Data items:

:::::

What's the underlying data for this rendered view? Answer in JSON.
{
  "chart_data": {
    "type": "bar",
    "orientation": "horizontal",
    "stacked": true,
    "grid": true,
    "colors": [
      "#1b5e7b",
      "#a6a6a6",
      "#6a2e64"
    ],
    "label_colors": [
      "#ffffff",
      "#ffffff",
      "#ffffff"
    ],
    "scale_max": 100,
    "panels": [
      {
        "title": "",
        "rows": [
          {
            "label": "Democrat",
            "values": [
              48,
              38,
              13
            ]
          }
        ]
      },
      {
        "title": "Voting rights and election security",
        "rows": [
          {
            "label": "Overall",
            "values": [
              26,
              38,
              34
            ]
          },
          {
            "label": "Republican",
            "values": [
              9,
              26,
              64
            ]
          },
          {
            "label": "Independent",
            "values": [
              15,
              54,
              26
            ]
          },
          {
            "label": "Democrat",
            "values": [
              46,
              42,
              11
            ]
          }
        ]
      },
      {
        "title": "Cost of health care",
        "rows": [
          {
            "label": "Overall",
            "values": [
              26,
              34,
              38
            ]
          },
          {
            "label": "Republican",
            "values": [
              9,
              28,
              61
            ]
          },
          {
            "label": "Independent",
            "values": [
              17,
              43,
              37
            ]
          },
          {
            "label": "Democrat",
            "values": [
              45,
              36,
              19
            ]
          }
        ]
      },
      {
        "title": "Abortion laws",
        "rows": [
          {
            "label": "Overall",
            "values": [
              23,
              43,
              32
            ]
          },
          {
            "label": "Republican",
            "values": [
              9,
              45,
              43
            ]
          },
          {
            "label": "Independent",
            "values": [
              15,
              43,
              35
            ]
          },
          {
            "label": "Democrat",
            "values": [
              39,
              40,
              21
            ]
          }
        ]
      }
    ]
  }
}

:::::

INSTRUCTIONS TO FOLLOW »
Every line of the material must be returned exactly as it appears.

WRITTEN RESPONSE »
What's the underlying data for this rendered view? Answer in JSON.
{
  "chart_data": {
    "type": "bar",
    "orientation": "horizontal",
    "stacked": true,
    "grid": true,
    "colors": [
      "#1b5e7b",
      "#a6a6a6",
      "#6a2e64"
    ],
    "label_colors": [
      "#ffffff",
      "#ffffff",
      "#ffffff"
    ],
    "scale_max": 100,
    "panels": [
      {
        "title": "",
        "rows": [
          {
            "label": "Democrat",
            "values": [
              48,
              38,
              13
            ]
          }
        ]
      },
      {
        "title": "Voting rights and election security",
        "rows": [
          {
            "label": "Overall",
            "values": [
              26,
              38,
              34
            ]
          },
          {
            "label": "Republican",
            "values": [
              9,
              26,
              64
            ]
          },
          {
            "label": "Independent",
            "values": [
              15,
              54,
              26
            ]
          },
          {
            "label": "Democrat",
            "values": [
              46,
              42,
              11
            ]
          }
        ]
      },
      {
        "title": "Cost of health care",
        "rows": [
          {
            "label": "Overall",
            "values": [
              26,
              34,
              38
            ]
          },
          {
            "label": "Republican",
            "values": [
              9,
              28,
              61
            ]
          },
          {
            "label": "Independent",
            "values": [
              17,
              43,
              37
            ]
          },
          {
            "label": "Democrat",
            "values": [
              45,
              36,
              19
            ]
          }
        ]
      },
      {
        "title": "Abortion laws",
        "rows": [
          {
            "label": "Overall",
            "values": [
              23,
              43,
              32
            ]
          },
          {
            "label": "Republican",
            "values": [
              9,
              45,
              43
            ]
          },
          {
            "label": "Independent",
            "values": [
              15,
              43,
              35
            ]
          },
          {
            "label": "Democrat",
            "values": [
              39,
              40,
              21
            ]
          }
        ]
      }
    ]
  }
}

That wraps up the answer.